> _Your instructions_
Output every record word for word.

━━ Supplied data ━━

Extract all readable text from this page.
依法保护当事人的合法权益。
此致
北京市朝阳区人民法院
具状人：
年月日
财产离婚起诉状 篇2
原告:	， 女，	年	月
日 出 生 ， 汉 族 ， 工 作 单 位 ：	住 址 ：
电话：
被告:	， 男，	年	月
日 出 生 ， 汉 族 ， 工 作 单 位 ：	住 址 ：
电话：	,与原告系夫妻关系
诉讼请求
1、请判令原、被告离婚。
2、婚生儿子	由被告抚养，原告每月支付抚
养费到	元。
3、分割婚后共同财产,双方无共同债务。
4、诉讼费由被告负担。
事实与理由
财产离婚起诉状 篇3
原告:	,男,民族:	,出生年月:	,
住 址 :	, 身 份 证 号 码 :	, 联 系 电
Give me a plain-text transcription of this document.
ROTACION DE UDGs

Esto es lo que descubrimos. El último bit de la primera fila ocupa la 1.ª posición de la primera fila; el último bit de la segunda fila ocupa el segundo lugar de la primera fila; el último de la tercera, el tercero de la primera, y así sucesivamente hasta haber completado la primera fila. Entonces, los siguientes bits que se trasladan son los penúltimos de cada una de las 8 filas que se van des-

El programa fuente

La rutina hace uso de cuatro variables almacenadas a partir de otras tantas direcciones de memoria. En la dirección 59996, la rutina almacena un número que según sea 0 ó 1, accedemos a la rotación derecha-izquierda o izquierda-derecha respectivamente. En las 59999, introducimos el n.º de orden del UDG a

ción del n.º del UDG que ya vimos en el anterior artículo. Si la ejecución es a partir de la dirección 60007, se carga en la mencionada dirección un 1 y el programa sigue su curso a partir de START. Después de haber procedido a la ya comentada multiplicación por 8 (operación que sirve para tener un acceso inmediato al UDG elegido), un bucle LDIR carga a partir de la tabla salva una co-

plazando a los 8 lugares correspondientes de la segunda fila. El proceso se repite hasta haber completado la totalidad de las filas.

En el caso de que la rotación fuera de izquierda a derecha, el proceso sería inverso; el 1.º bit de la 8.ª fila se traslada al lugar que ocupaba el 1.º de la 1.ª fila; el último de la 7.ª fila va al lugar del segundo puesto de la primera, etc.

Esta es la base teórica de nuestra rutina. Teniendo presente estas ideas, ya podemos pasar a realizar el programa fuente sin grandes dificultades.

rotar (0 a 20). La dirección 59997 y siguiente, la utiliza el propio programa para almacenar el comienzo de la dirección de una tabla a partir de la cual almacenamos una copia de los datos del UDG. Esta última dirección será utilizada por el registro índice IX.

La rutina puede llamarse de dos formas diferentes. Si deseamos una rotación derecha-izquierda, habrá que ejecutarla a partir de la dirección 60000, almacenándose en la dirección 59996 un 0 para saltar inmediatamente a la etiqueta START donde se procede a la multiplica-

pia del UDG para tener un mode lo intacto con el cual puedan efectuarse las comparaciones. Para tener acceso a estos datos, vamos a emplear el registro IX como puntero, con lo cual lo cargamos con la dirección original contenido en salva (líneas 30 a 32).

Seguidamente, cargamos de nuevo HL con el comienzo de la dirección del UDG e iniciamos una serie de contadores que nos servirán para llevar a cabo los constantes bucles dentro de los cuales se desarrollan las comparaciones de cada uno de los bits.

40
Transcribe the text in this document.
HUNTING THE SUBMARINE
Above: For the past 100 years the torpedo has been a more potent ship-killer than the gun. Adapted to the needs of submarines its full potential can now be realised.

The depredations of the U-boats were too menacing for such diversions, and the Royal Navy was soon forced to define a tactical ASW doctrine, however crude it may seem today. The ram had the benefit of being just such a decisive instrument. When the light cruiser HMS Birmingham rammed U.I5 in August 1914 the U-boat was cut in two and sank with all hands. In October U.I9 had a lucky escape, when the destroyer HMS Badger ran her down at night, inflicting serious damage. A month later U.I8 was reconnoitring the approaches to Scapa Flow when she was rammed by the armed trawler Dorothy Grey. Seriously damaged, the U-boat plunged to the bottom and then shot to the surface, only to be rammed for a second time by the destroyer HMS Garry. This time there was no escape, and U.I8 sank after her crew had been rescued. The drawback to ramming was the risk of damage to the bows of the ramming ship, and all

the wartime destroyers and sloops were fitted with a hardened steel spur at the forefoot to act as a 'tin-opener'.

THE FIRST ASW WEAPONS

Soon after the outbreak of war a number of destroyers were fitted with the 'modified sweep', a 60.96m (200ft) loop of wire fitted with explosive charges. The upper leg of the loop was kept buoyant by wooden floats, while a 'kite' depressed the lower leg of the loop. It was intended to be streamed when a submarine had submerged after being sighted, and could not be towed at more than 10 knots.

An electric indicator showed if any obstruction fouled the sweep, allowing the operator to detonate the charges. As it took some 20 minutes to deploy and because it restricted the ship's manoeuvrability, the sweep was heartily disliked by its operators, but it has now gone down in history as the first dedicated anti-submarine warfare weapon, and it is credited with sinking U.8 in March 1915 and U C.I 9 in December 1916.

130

━━━

> _Solution to this task_
Extract all readable text from this page.
依法保护当事人的合法权益。
此致
北京市朝阳区人民法院
具状人：
年月日
财产离婚起诉状 篇2
原告:	， 女，	年	月
日 出 生 ， 汉 族 ， 工 作 单 位 ：	住 址 ：
电话：
被告:	， 男，	年	月
日 出 生 ， 汉 族 ， 工 作 单 位 ：	住 址 ：
电话：	,与原告系夫妻关系
诉讼请求
1、请判令原、被告离婚。
2、婚生儿子	由被告抚养，原告每月支付抚
养费到	元。
3、分割婚后共同财产,双方无共同债务。
4、诉讼费由被告负担。
事实与理由
财产离婚起诉状 篇3
原告:	,男,民族:	,出生年月:	,
住 址 :	, 身 份 证 号 码 :	, 联 系 电
Give me a plain-text transcription of this document.
ROTACION DE UDGs

Esto es lo que descubrimos. El último bit de la primera fila ocupa la 1.ª posición de la primera fila; el último bit de la segunda fila ocupa el segundo lugar de la primera fila; el último de la tercera, el tercero de la primera, y así sucesivamente hasta haber completado la primera fila. Entonces, los siguientes bits que se trasladan son los penúltimos de cada una de las 8 filas que se van des-

El programa fuente

La rutina hace uso de cuatro variables almacenadas a partir de otras tantas direcciones de memoria. En la dirección 59996, la rutina almacena un número que según sea 0 ó 1, accedemos a la rotación derecha-izquierda o izquierda-derecha respectivamente. En las 59999, introducimos el n.º de orden del UDG a

ción del n.º del UDG que ya vimos en el anterior artículo. Si la ejecución es a partir de la dirección 60007, se carga en la mencionada dirección un 1 y el programa sigue su curso a partir de START. Después de haber procedido a la ya comentada multiplicación por 8 (operación que sirve para tener un acceso inmediato al UDG elegido), un bucle LDIR carga a partir de la tabla salva una co-

plazando a los 8 lugares correspondientes de la segunda fila. El proceso se repite hasta haber completado la totalidad de las filas.

En el caso de que la rotación fuera de izquierda a derecha, el proceso sería inverso; el 1.º bit de la 8.ª fila se traslada al lugar que ocupaba el 1.º de la 1.ª fila; el último de la 7.ª fila va al lugar del segundo puesto de la primera, etc.

Esta es la base teórica de nuestra rutina. Teniendo presente estas ideas, ya podemos pasar a realizar el programa fuente sin grandes dificultades.

rotar (0 a 20). La dirección 59997 y siguiente, la utiliza el propio programa para almacenar el comienzo de la dirección de una tabla a partir de la cual almacenamos una copia de los datos del UDG. Esta última dirección será utilizada por el registro índice IX.

La rutina puede llamarse de dos formas diferentes. Si deseamos una rotación derecha-izquierda, habrá que ejecutarla a partir de la dirección 60000, almacenándose en la dirección 59996 un 0 para saltar inmediatamente a la etiqueta START donde se procede a la multiplica-

pia del UDG para tener un mode lo intacto con el cual puedan efectuarse las comparaciones. Para tener acceso a estos datos, vamos a emplear el registro IX como puntero, con lo cual lo cargamos con la dirección original contenido en salva (líneas 30 a 32).

Seguidamente, cargamos de nuevo HL con el comienzo de la dirección del UDG e iniciamos una serie de contadores que nos servirán para llevar a cabo los constantes bucles dentro de los cuales se desarrollan las comparaciones de cada uno de los bits.

40
Transcribe the text in this document.
HUNTING THE SUBMARINE
Above: For the past 100 years the torpedo has been a more potent ship-killer than the gun. Adapted to the needs of submarines its full potential can now be realised.

The depredations of the U-boats were too menacing for such diversions, and the Royal Navy was soon forced to define a tactical ASW doctrine, however crude it may seem today. The ram had the benefit of being just such a decisive instrument. When the light cruiser HMS Birmingham rammed U.I5 in August 1914 the U-boat was cut in two and sank with all hands. In October U.I9 had a lucky escape, when the destroyer HMS Badger ran her down at night, inflicting serious damage. A month later U.I8 was reconnoitring the approaches to Scapa Flow when she was rammed by the armed trawler Dorothy Grey. Seriously damaged, the U-boat plunged to the bottom and then shot to the surface, only to be rammed for a second time by the destroyer HMS Garry. This time there was no escape, and U.I8 sank after her crew had been rescued. The drawback to ramming was the risk of damage to the bows of the ramming ship, and all

the wartime destroyers and sloops were fitted with a hardened steel spur at the forefoot to act as a 'tin-opener'.

THE FIRST ASW WEAPONS

Soon after the outbreak of war a number of destroyers were fitted with the 'modified sweep', a 60.96m (200ft) loop of wire fitted with explosive charges. The upper leg of the loop was kept buoyant by wooden floats, while a 'kite' depressed the lower leg of the loop. It was intended to be streamed when a submarine had submerged after being sighted, and could not be towed at more than 10 knots.

An electric indicator showed if any obstruction fouled the sweep, allowing the operator to detonate the charges. As it took some 20 minutes to deploy and because it restricted the ship's manoeuvrability, the sweep was heartily disliked by its operators, but it has now gone down in history as the first dedicated anti-submarine warfare weapon, and it is credited with sinking U.8 in March 1915 and U C.I 9 in December 1916.

130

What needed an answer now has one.